##### Data for processing

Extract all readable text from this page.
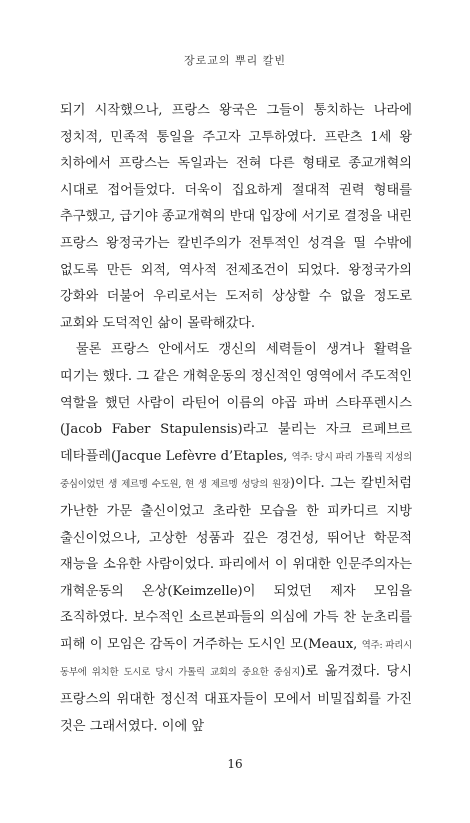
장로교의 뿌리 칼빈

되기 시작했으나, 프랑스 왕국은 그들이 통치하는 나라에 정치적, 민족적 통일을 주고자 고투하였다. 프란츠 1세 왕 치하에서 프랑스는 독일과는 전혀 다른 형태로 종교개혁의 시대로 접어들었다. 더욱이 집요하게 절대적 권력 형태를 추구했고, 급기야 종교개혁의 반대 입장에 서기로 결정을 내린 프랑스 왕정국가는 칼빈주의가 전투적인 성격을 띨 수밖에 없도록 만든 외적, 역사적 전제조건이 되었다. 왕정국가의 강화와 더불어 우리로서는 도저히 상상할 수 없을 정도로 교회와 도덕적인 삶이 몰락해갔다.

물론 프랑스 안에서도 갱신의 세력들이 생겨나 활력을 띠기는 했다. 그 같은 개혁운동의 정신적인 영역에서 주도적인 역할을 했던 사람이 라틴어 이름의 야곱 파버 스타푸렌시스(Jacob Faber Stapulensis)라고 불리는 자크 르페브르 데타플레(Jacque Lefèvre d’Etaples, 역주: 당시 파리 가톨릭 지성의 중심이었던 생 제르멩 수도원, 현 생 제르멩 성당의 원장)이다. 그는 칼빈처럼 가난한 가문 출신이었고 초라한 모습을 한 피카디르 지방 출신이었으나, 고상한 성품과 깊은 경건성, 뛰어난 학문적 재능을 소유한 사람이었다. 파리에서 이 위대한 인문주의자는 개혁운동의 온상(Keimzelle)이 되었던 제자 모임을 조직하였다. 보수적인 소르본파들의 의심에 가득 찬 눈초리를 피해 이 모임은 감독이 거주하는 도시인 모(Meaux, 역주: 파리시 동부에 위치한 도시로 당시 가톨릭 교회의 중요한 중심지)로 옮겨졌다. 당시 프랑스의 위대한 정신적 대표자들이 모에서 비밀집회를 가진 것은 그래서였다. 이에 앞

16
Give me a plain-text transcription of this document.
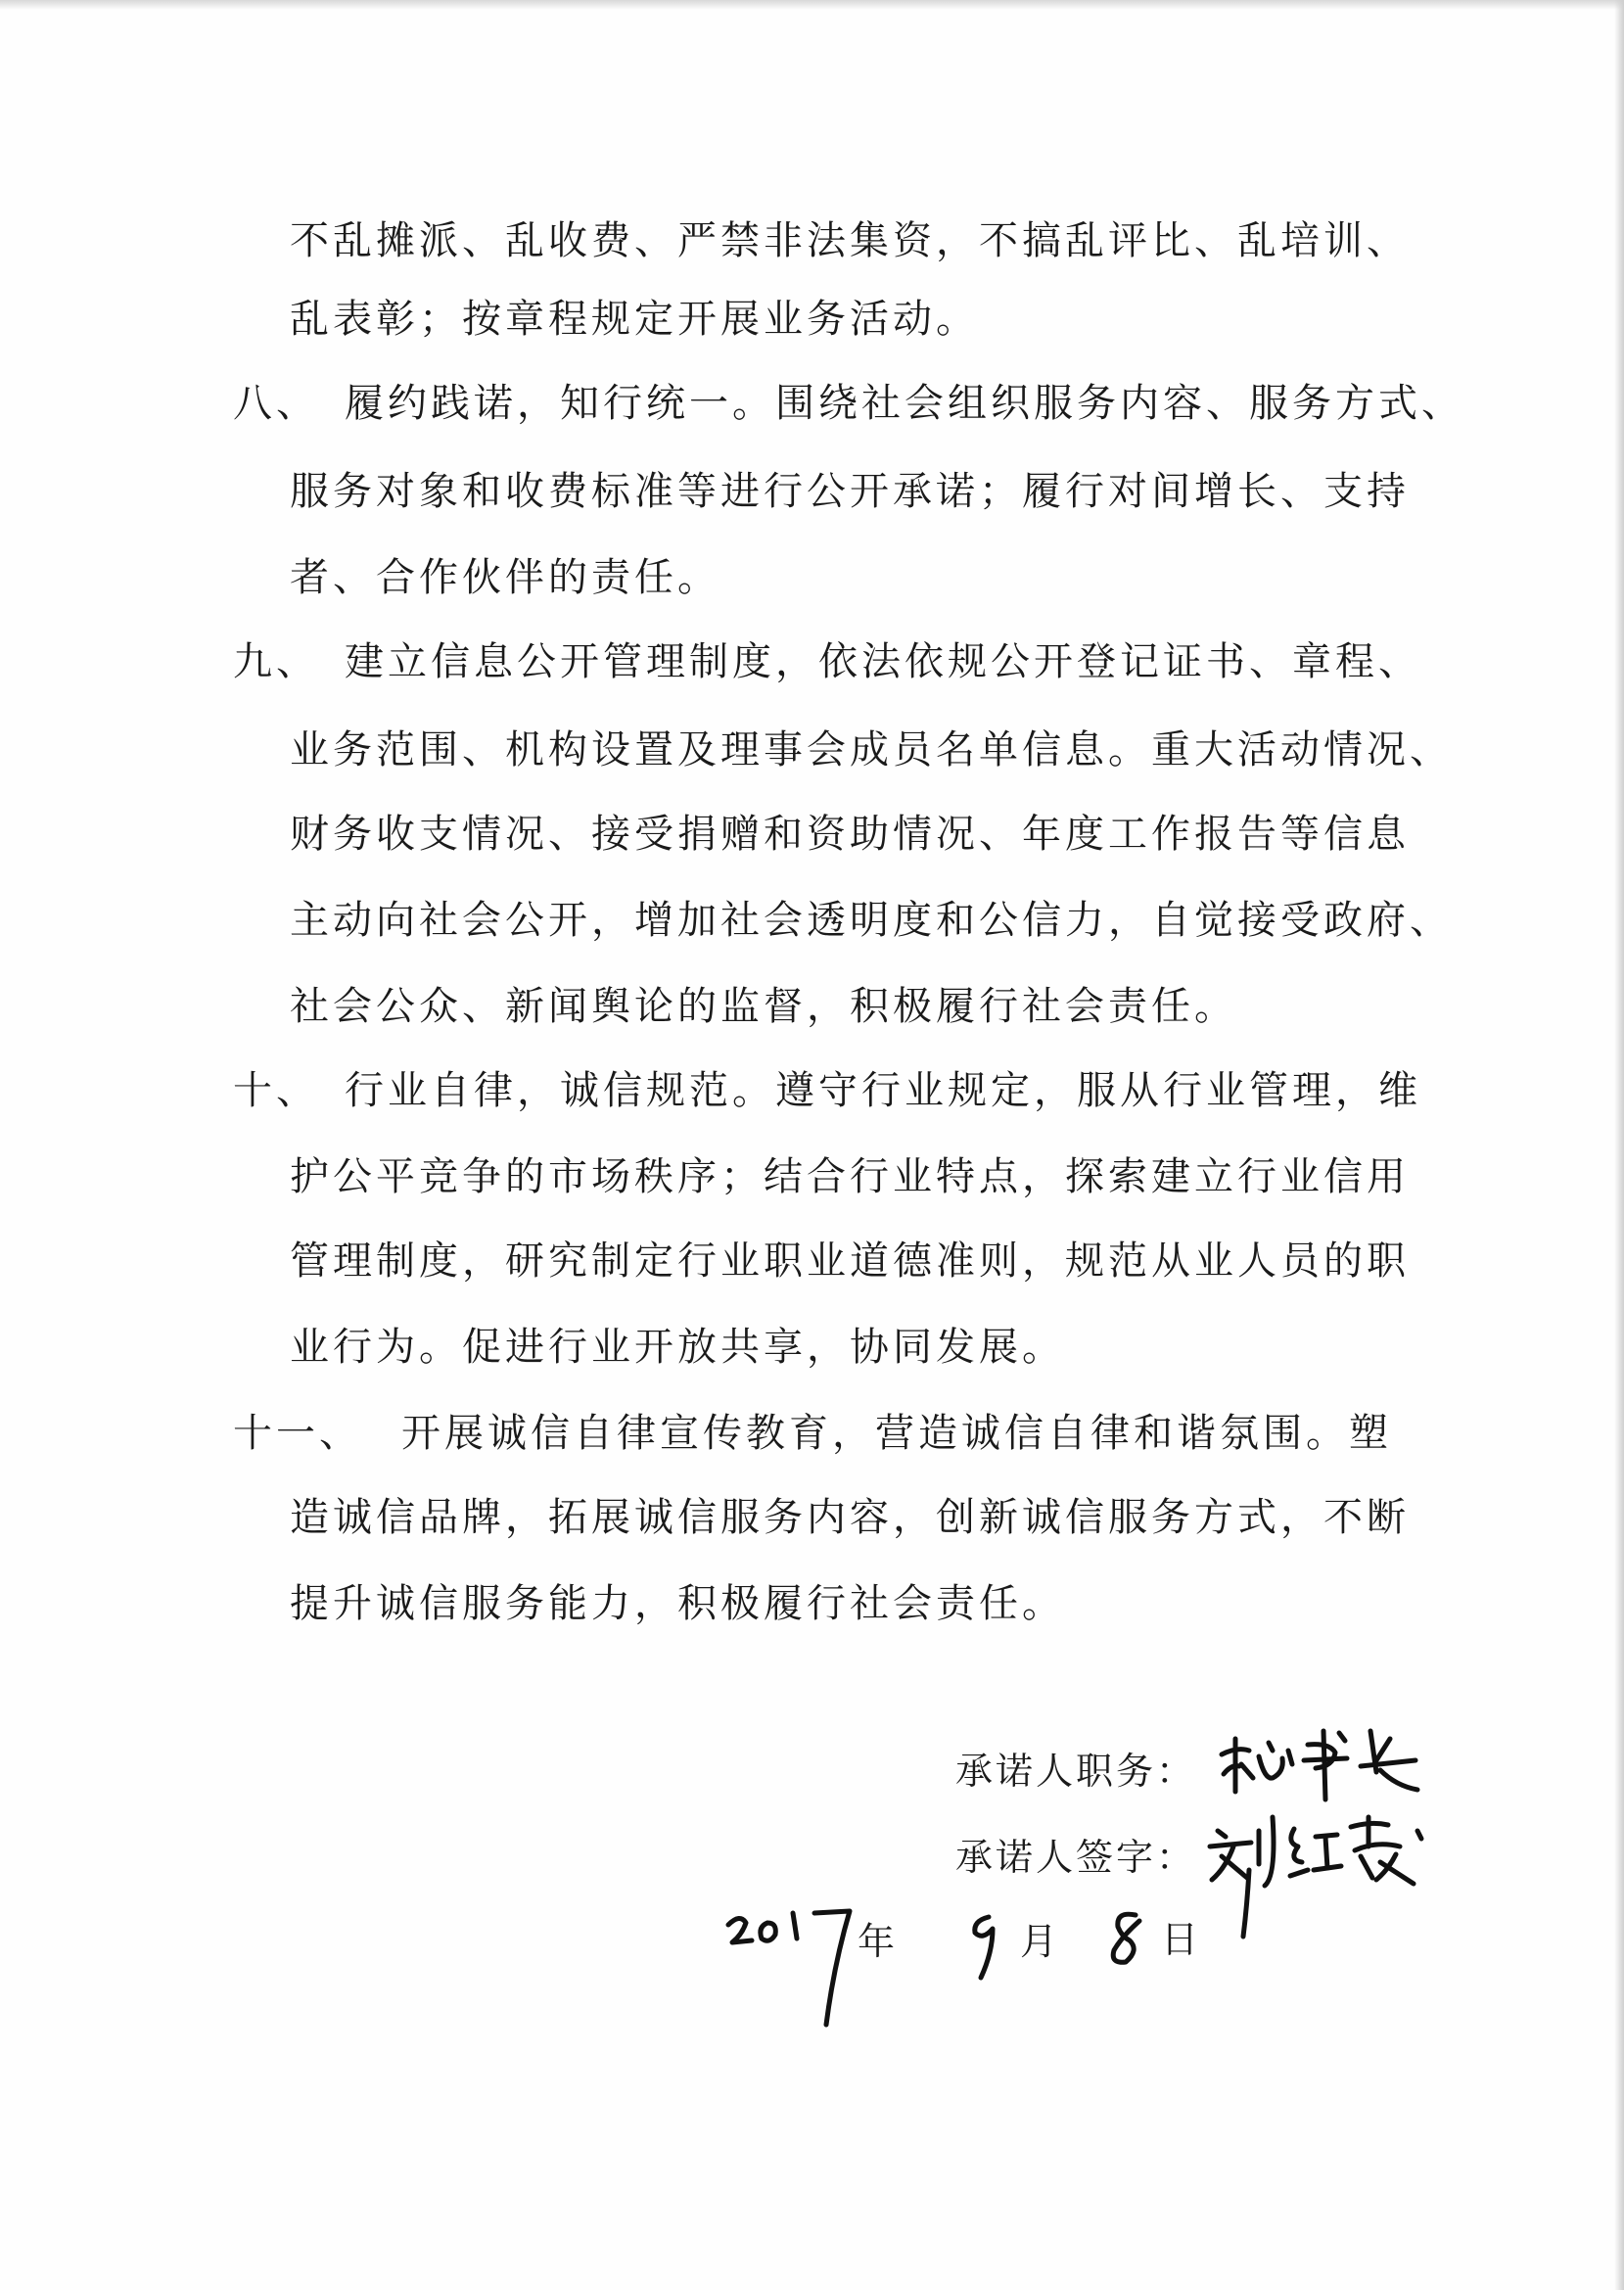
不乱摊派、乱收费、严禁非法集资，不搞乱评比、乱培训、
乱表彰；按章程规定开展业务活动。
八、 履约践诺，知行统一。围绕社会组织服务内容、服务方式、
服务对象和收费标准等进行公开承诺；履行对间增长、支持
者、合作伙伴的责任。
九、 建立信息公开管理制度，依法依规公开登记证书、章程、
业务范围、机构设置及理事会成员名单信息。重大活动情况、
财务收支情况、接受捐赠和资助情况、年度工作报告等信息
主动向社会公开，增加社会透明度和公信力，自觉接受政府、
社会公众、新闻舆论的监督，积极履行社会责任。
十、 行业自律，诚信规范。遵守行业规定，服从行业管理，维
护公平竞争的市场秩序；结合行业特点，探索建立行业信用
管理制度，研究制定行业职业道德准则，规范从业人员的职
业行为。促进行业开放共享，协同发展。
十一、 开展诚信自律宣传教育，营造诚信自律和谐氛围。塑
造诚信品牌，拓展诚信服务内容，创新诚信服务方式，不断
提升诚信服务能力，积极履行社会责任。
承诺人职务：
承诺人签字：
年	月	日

##########

__Short exercise__. Give back every line exactly as it stands, pictures excluded.

__Response__.
Extract all readable text from this page.
장로교의 뿌리 칼빈

되기 시작했으나, 프랑스 왕국은 그들이 통치하는 나라에 정치적, 민족적 통일을 주고자 고투하였다. 프란츠 1세 왕 치하에서 프랑스는 독일과는 전혀 다른 형태로 종교개혁의 시대로 접어들었다. 더욱이 집요하게 절대적 권력 형태를 추구했고, 급기야 종교개혁의 반대 입장에 서기로 결정을 내린 프랑스 왕정국가는 칼빈주의가 전투적인 성격을 띨 수밖에 없도록 만든 외적, 역사적 전제조건이 되었다. 왕정국가의 강화와 더불어 우리로서는 도저히 상상할 수 없을 정도로 교회와 도덕적인 삶이 몰락해갔다.

물론 프랑스 안에서도 갱신의 세력들이 생겨나 활력을 띠기는 했다. 그 같은 개혁운동의 정신적인 영역에서 주도적인 역할을 했던 사람이 라틴어 이름의 야곱 파버 스타푸렌시스(Jacob Faber Stapulensis)라고 불리는 자크 르페브르 데타플레(Jacque Lefèvre d’Etaples, 역주: 당시 파리 가톨릭 지성의 중심이었던 생 제르멩 수도원, 현 생 제르멩 성당의 원장)이다. 그는 칼빈처럼 가난한 가문 출신이었고 초라한 모습을 한 피카디르 지방 출신이었으나, 고상한 성품과 깊은 경건성, 뛰어난 학문적 재능을 소유한 사람이었다. 파리에서 이 위대한 인문주의자는 개혁운동의 온상(Keimzelle)이 되었던 제자 모임을 조직하였다. 보수적인 소르본파들의 의심에 가득 찬 눈초리를 피해 이 모임은 감독이 거주하는 도시인 모(Meaux, 역주: 파리시 동부에 위치한 도시로 당시 가톨릭 교회의 중요한 중심지)로 옮겨졌다. 당시 프랑스의 위대한 정신적 대표자들이 모에서 비밀집회를 가진 것은 그래서였다. 이에 앞

16
Give me a plain-text transcription of this document.
不乱摊派、乱收费、严禁非法集资，不搞乱评比、乱培训、
乱表彰；按章程规定开展业务活动。
八、 履约践诺，知行统一。围绕社会组织服务内容、服务方式、
服务对象和收费标准等进行公开承诺；履行对间增长、支持
者、合作伙伴的责任。
九、 建立信息公开管理制度，依法依规公开登记证书、章程、
业务范围、机构设置及理事会成员名单信息。重大活动情况、
财务收支情况、接受捐赠和资助情况、年度工作报告等信息
主动向社会公开，增加社会透明度和公信力，自觉接受政府、
社会公众、新闻舆论的监督，积极履行社会责任。
十、 行业自律，诚信规范。遵守行业规定，服从行业管理，维
护公平竞争的市场秩序；结合行业特点，探索建立行业信用
管理制度，研究制定行业职业道德准则，规范从业人员的职
业行为。促进行业开放共享，协同发展。
十一、 开展诚信自律宣传教育，营造诚信自律和谐氛围。塑
造诚信品牌，拓展诚信服务内容，创新诚信服务方式，不断
提升诚信服务能力，积极履行社会责任。
承诺人职务：
承诺人签字：
年	月	日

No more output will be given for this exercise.